-- begin RECORD EXTRACTS --
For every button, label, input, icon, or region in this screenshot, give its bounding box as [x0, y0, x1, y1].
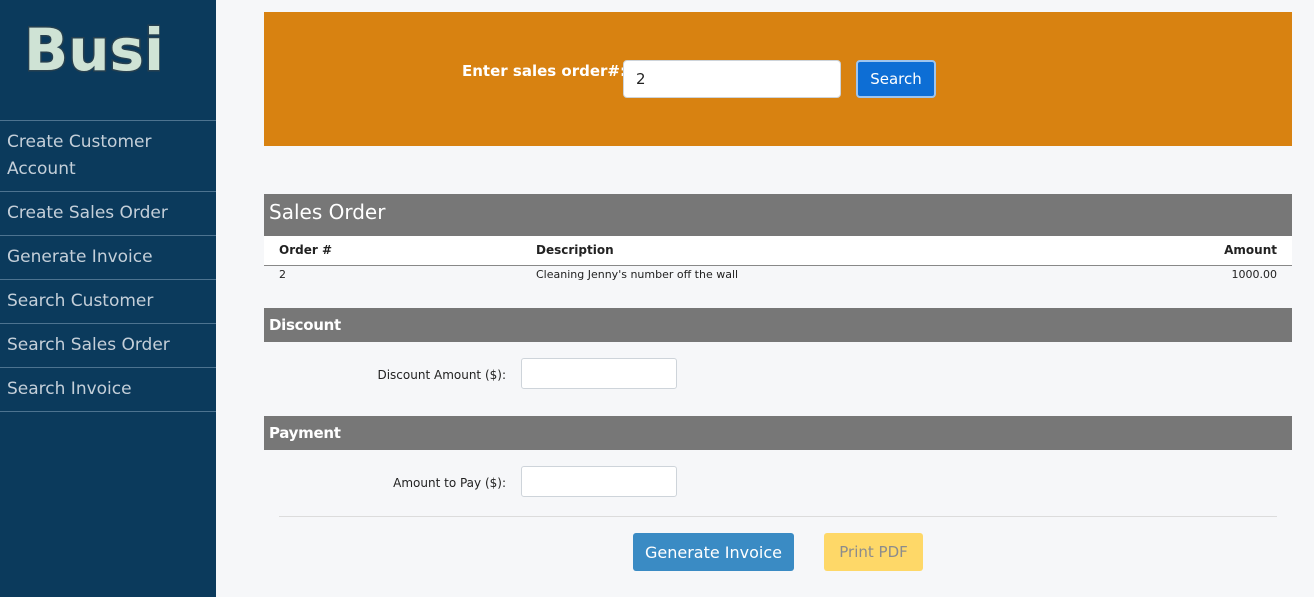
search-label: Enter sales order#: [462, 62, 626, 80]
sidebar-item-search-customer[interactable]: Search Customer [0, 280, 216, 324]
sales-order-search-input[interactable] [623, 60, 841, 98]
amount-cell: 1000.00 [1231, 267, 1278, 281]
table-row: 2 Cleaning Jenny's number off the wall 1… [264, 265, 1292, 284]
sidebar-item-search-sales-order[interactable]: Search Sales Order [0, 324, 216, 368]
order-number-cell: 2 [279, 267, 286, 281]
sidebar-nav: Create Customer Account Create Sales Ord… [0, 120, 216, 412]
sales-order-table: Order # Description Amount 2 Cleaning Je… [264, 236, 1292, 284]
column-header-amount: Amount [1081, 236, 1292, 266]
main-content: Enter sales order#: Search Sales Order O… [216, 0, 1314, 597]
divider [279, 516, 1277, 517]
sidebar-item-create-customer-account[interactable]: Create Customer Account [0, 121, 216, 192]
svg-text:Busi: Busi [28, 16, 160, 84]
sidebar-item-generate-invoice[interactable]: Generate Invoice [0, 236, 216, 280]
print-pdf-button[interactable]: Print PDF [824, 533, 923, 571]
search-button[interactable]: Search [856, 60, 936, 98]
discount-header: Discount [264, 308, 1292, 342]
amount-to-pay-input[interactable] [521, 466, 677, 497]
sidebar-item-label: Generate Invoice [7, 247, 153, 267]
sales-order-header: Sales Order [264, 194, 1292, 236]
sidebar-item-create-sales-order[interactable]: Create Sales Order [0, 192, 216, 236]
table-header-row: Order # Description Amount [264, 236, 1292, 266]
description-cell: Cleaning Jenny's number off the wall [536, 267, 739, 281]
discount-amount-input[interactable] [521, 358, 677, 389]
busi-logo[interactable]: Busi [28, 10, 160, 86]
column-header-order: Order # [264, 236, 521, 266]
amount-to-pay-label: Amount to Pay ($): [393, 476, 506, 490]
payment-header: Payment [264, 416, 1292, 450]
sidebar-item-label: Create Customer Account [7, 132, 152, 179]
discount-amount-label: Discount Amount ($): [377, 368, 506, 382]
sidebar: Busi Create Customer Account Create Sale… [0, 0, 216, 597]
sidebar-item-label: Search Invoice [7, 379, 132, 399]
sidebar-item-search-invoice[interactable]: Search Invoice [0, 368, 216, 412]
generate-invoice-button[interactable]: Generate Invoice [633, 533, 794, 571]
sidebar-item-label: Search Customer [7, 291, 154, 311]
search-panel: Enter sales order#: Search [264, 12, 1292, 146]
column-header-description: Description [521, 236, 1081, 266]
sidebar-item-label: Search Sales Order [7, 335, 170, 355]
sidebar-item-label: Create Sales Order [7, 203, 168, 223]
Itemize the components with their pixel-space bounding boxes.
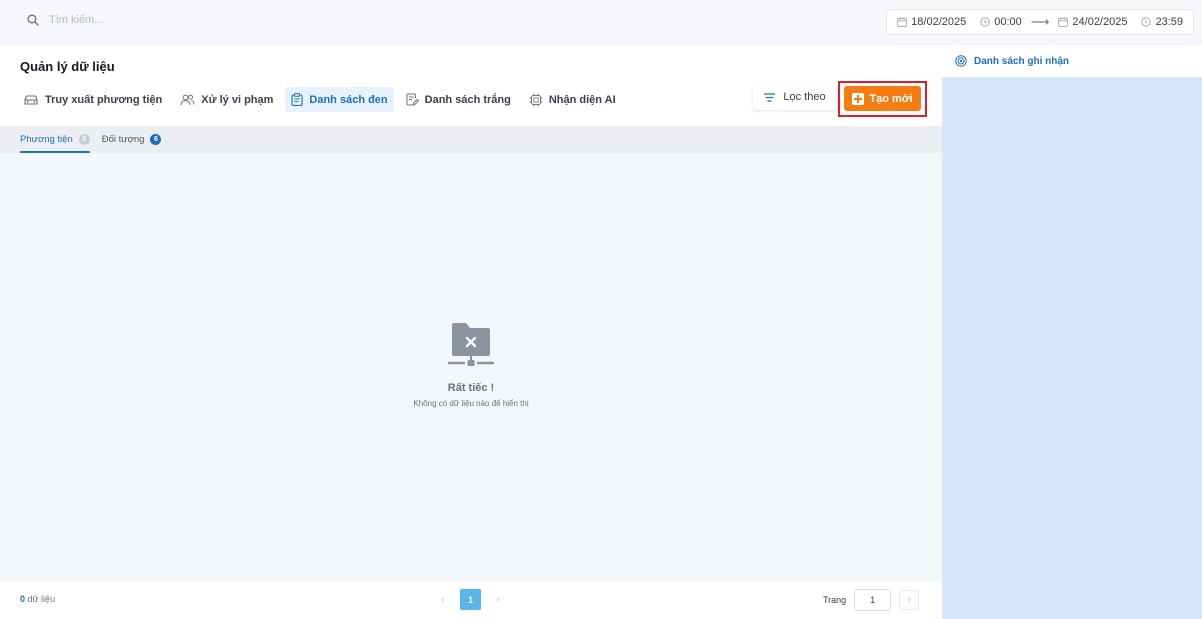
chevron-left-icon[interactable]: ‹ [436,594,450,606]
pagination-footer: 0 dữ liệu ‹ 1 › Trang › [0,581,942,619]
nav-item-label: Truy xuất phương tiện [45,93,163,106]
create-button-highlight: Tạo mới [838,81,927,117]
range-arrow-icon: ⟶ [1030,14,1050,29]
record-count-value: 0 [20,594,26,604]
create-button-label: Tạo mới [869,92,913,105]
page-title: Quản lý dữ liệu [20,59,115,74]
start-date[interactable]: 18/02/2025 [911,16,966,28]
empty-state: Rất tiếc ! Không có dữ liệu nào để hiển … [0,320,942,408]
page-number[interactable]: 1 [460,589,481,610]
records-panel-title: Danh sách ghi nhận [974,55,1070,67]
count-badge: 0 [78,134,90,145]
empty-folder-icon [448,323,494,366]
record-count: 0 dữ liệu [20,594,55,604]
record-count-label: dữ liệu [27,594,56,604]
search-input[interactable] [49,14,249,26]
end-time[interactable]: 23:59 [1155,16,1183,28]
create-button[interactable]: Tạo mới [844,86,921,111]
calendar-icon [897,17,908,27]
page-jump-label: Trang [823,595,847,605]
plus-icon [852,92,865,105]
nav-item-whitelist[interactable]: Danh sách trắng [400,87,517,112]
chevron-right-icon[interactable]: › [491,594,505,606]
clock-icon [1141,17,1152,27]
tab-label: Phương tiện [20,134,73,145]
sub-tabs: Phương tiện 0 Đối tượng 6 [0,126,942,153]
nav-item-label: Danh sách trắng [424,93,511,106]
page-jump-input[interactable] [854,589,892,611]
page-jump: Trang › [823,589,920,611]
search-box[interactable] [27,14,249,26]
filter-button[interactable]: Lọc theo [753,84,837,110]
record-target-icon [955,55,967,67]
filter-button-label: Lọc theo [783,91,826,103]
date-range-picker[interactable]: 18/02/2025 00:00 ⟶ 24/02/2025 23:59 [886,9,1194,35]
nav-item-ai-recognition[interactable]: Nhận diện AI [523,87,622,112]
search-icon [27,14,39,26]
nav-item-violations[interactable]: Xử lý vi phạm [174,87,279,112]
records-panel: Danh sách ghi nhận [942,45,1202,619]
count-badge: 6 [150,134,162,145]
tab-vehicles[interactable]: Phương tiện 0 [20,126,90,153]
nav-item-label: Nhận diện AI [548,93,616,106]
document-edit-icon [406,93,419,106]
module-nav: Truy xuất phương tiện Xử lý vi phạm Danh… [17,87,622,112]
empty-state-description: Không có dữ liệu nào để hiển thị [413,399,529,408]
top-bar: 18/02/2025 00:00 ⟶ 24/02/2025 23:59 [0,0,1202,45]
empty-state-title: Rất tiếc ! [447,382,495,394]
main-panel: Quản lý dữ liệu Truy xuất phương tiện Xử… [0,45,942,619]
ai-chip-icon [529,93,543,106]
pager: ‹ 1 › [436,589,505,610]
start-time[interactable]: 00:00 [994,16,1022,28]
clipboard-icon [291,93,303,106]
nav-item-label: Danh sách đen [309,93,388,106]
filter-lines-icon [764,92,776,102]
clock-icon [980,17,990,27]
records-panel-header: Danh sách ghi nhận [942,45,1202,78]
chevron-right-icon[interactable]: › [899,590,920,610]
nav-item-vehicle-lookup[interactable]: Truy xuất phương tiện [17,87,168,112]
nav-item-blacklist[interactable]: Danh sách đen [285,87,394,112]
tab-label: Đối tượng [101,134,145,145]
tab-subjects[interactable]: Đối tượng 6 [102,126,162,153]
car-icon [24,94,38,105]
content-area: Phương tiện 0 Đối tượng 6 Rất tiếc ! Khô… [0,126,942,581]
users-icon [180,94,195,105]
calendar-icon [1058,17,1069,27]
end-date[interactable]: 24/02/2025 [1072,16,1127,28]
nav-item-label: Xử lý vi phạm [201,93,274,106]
-- end RECORD EXTRACTS --
-- begin RECORD EXTRACTS --
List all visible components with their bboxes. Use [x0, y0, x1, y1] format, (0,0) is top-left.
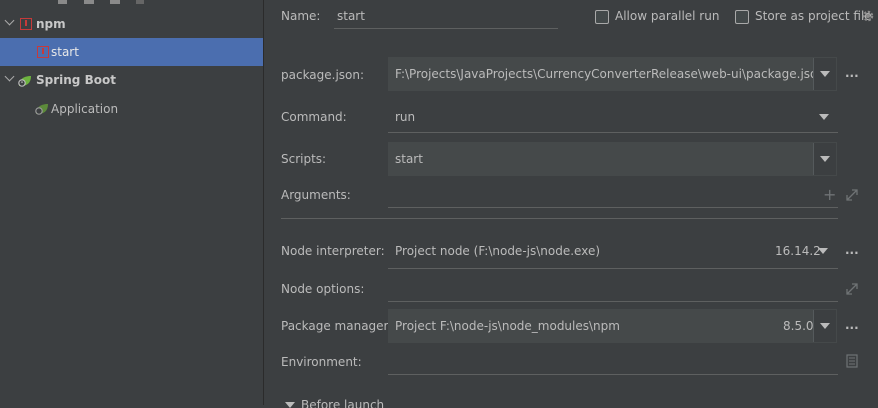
-- end RECORD EXTRACTS --
-- begin RECORD EXTRACTS --
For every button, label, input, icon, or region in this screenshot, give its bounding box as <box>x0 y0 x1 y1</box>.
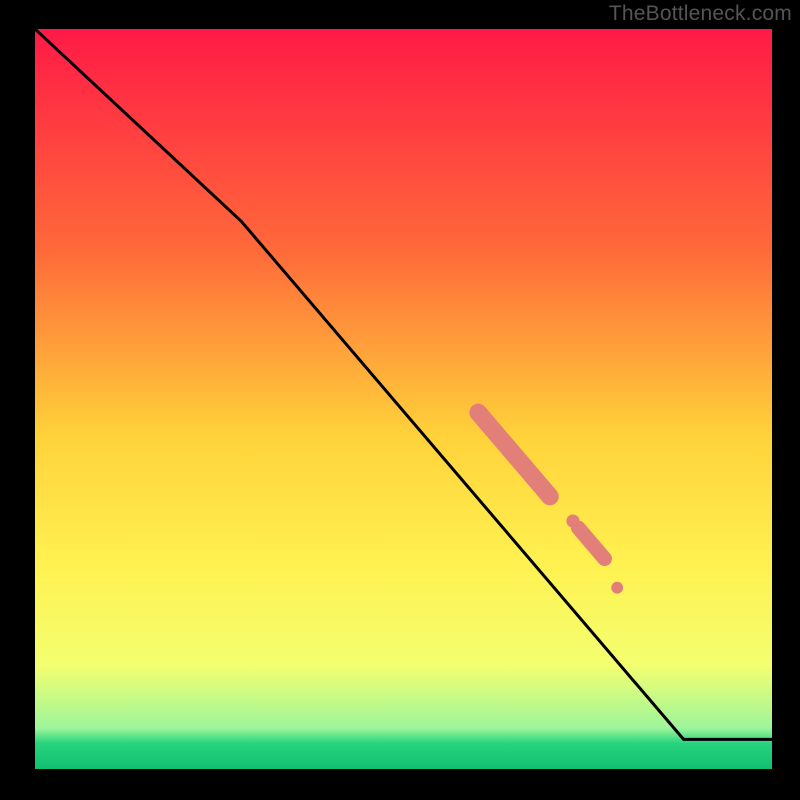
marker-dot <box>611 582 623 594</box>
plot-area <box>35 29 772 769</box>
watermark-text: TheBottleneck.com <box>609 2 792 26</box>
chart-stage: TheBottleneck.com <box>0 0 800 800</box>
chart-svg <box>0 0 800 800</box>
-- end RECORD EXTRACTS --
▶ **YOUR OBJECTIVE**
Reproduce the material between the lines containing "Itemize the components" and "nav-item-violations[interactable]: Xử lý", inclusive, replacing "empty-folder-icon" with "empty-box-icon" and leaving everything else unchanged. Omit the pictures from your answer.

▶ **RESPONSE TO THIS TASK**
Itemize the components with their pixel-space bounding boxes.
chevron-left-icon[interactable]: ‹ [436,594,450,606]
pagination-footer: 0 dữ liệu ‹ 1 › Trang › [0,581,942,619]
nav-item-label: Truy xuất phương tiện [45,93,163,106]
create-button-highlight: Tạo mới [838,81,927,117]
range-arrow-icon: ⟶ [1030,14,1050,29]
record-count-value: 0 [20,594,26,604]
create-button-label: Tạo mới [869,92,913,105]
page-title: Quản lý dữ liệu [20,59,115,74]
start-date[interactable]: 18/02/2025 [911,16,966,28]
empty-state: Rất tiếc ! Không có dữ liệu nào để hiển … [0,320,942,408]
page-number[interactable]: 1 [460,589,481,610]
records-panel-title: Danh sách ghi nhận [974,55,1070,67]
count-badge: 0 [78,134,90,145]
empty-box-icon [448,323,494,366]
record-count: 0 dữ liệu [20,594,55,604]
record-count-label: dữ liệu [27,594,56,604]
search-input[interactable] [49,14,249,26]
end-time[interactable]: 23:59 [1155,16,1183,28]
create-button[interactable]: Tạo mới [844,86,921,111]
calendar-icon [897,17,908,27]
page-jump-label: Trang [823,595,847,605]
plus-icon [852,92,865,105]
nav-item-whitelist[interactable]: Danh sách trắng [400,87,517,112]
chevron-right-icon[interactable]: › [491,594,505,606]
clock-icon [1141,17,1152,27]
tab-label: Phương tiện [20,134,73,145]
sub-tabs: Phương tiện 0 Đối tượng 6 [0,126,942,153]
nav-item-label: Danh sách trắng [424,93,511,106]
page-jump-input[interactable] [854,589,892,611]
page-jump: Trang › [823,589,920,611]
search-box[interactable] [27,14,249,26]
filter-button[interactable]: Lọc theo [753,84,837,110]
record-target-icon [955,55,967,67]
filter-button-label: Lọc theo [783,91,826,103]
date-range-picker[interactable]: 18/02/2025 00:00 ⟶ 24/02/2025 23:59 [886,9,1194,35]
nav-item-ai-recognition[interactable]: Nhận diện AI [523,87,622,112]
search-icon [27,14,39,26]
nav-item-violations[interactable]: Xử lý vi phạm [174,87,279,112]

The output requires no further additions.